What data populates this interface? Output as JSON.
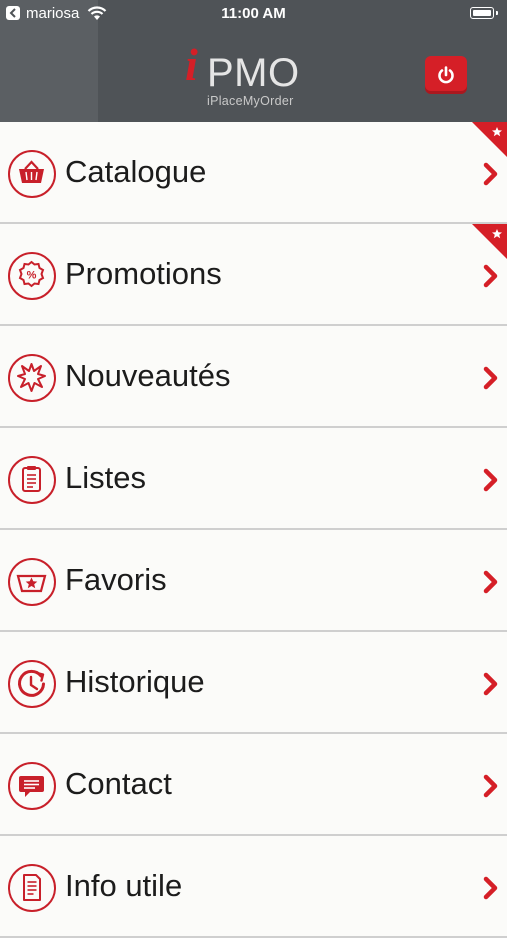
{
  "status_bar": {
    "carrier": "mariosa",
    "time": "11:00 AM"
  },
  "logo": {
    "letter_i": "i",
    "pmo": "PMO",
    "tagline": "iPlaceMyOrder"
  },
  "colors": {
    "accent": "#d51f27",
    "header_bg": "#4f5357",
    "row_bg": "#fbfbf9"
  },
  "menu": {
    "items": [
      {
        "label": "Catalogue",
        "icon": "basket-icon",
        "flag": true
      },
      {
        "label": "Promotions",
        "icon": "percent-badge-icon",
        "flag": true
      },
      {
        "label": "Nouveautés",
        "icon": "burst-icon",
        "flag": false
      },
      {
        "label": "Listes",
        "icon": "clipboard-icon",
        "flag": false
      },
      {
        "label": "Favoris",
        "icon": "basket-star-icon",
        "flag": false
      },
      {
        "label": "Historique",
        "icon": "history-clock-icon",
        "flag": false
      },
      {
        "label": "Contact",
        "icon": "speech-bubble-icon",
        "flag": false
      },
      {
        "label": "Info utile",
        "icon": "document-icon",
        "flag": false
      }
    ]
  }
}
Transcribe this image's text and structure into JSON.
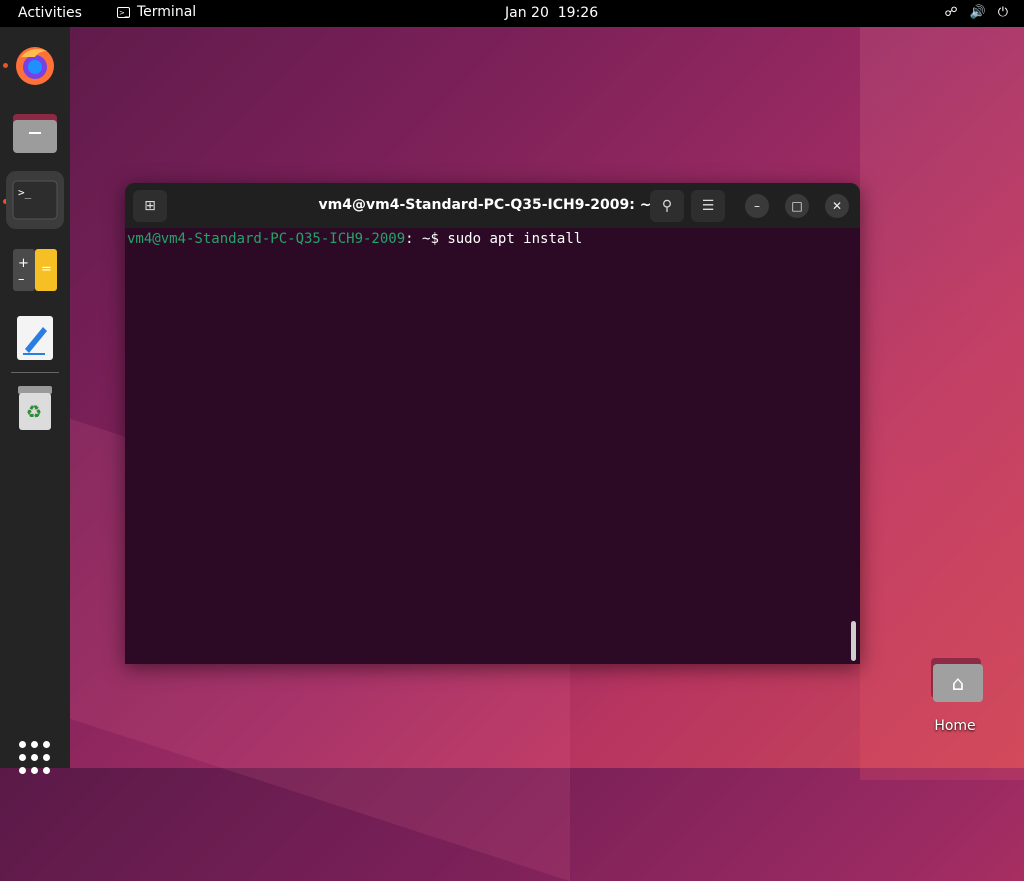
{
  "topbar": {
    "activities": "Activities",
    "app_name": "Terminal",
    "date": "Jan 20",
    "time": "19:26"
  },
  "dock": {
    "apps": [
      "Firefox",
      "Files",
      "Terminal",
      "Calculator",
      "Text Editor",
      "Trash"
    ],
    "show_apps": "Show Applications"
  },
  "terminal": {
    "title": "vm4@vm4-Standard-PC-Q35-ICH9-2009: ~",
    "prompt": "vm4@vm4-Standard-PC-Q35-ICH9-2009",
    "path_sep": ":",
    "path": " ~$ ",
    "command": "sudo apt install"
  },
  "desktop": {
    "home_label": "Home"
  },
  "colors": {
    "accent": "#e95420",
    "prompt": "#26a269",
    "terminal_bg": "#2c0a25"
  }
}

____________

__Challenge__
Each line above is to be copied verbatim. Drop any image from the copy.

__Completed task__
What data populates this interface? Output as JSON.
{
  "status_bar": {
    "carrier": "mariosa",
    "time": "11:00 AM"
  },
  "logo": {
    "letter_i": "i",
    "pmo": "PMO",
    "tagline": "iPlaceMyOrder"
  },
  "colors": {
    "accent": "#d51f27",
    "header_bg": "#4f5357",
    "row_bg": "#fbfbf9"
  },
  "menu": {
    "items": [
      {
        "label": "Catalogue",
        "icon": "basket-icon",
        "flag": true
      },
      {
        "label": "Promotions",
        "icon": "percent-badge-icon",
        "flag": true
      },
      {
        "label": "Nouveautés",
        "icon": "burst-icon",
        "flag": false
      },
      {
        "label": "Listes",
        "icon": "clipboard-icon",
        "flag": false
      },
      {
        "label": "Favoris",
        "icon": "basket-star-icon",
        "flag": false
      },
      {
        "label": "Historique",
        "icon": "history-clock-icon",
        "flag": false
      },
      {
        "label": "Contact",
        "icon": "speech-bubble-icon",
        "flag": false
      },
      {
        "label": "Info utile",
        "icon": "document-icon",
        "flag": false
      }
    ]
  }
}
Transcribe this image's text and structure into JSON.
{
  "topbar": {
    "activities": "Activities",
    "app_name": "Terminal",
    "date": "Jan 20",
    "time": "19:26"
  },
  "dock": {
    "apps": [
      "Firefox",
      "Files",
      "Terminal",
      "Calculator",
      "Text Editor",
      "Trash"
    ],
    "show_apps": "Show Applications"
  },
  "terminal": {
    "title": "vm4@vm4-Standard-PC-Q35-ICH9-2009: ~",
    "prompt": "vm4@vm4-Standard-PC-Q35-ICH9-2009",
    "path_sep": ":",
    "path": " ~$ ",
    "command": "sudo apt install"
  },
  "desktop": {
    "home_label": "Home"
  },
  "colors": {
    "accent": "#e95420",
    "prompt": "#26a269",
    "terminal_bg": "#2c0a25"
  }
}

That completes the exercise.